Records for processing ::
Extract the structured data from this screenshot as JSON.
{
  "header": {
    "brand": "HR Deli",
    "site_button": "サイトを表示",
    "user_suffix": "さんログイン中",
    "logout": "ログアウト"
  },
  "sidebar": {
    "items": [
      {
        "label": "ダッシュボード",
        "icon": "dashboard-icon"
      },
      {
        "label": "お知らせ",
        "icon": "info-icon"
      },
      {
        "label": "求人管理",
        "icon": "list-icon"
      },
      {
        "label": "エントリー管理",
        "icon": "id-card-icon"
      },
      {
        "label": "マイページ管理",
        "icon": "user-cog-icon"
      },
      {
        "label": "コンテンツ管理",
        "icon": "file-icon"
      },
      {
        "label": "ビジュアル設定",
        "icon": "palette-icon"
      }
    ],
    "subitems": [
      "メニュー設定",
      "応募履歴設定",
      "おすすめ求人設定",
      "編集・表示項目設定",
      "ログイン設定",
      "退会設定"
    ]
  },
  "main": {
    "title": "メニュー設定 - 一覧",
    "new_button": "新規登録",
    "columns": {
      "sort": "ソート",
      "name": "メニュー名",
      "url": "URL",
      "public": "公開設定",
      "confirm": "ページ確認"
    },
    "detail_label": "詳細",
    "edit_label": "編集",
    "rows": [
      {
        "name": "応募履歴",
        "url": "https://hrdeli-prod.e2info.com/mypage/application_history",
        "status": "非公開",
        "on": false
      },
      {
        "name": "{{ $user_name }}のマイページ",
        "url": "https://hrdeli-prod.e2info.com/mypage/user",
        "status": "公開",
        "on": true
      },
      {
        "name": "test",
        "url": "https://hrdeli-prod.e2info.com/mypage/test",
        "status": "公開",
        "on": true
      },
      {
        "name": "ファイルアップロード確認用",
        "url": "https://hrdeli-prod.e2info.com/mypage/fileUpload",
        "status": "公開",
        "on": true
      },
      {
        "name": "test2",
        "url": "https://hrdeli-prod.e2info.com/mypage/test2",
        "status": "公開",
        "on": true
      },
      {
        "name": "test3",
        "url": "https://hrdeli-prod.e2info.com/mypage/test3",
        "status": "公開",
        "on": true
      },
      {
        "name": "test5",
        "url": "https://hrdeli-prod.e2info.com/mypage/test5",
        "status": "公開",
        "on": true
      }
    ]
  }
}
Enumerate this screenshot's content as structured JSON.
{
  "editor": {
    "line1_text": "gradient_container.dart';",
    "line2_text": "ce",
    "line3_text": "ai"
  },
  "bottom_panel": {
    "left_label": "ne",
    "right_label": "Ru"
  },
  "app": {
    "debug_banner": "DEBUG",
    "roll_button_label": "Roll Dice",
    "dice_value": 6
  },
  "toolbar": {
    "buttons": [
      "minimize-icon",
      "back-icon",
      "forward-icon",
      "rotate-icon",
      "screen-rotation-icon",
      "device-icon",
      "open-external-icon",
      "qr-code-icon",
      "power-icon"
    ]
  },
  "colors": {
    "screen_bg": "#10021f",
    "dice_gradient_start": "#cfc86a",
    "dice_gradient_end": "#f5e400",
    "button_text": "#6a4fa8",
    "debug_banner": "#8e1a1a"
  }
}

Problem to solve :: Go back to the data above and please quote exactly, and only, the lines from the line with "Enumerate this screenshot's" through its last line.

Exercise response ::
Enumerate this screenshot's content as structured JSON.
{
  "editor": {
    "line1_text": "gradient_container.dart';",
    "line2_text": "ce",
    "line3_text": "ai"
  },
  "bottom_panel": {
    "left_label": "ne",
    "right_label": "Ru"
  },
  "app": {
    "debug_banner": "DEBUG",
    "roll_button_label": "Roll Dice",
    "dice_value": 6
  },
  "toolbar": {
    "buttons": [
      "minimize-icon",
      "back-icon",
      "forward-icon",
      "rotate-icon",
      "screen-rotation-icon",
      "device-icon",
      "open-external-icon",
      "qr-code-icon",
      "power-icon"
    ]
  },
  "colors": {
    "screen_bg": "#10021f",
    "dice_gradient_start": "#cfc86a",
    "dice_gradient_end": "#f5e400",
    "button_text": "#6a4fa8",
    "debug_banner": "#8e1a1a"
  }
}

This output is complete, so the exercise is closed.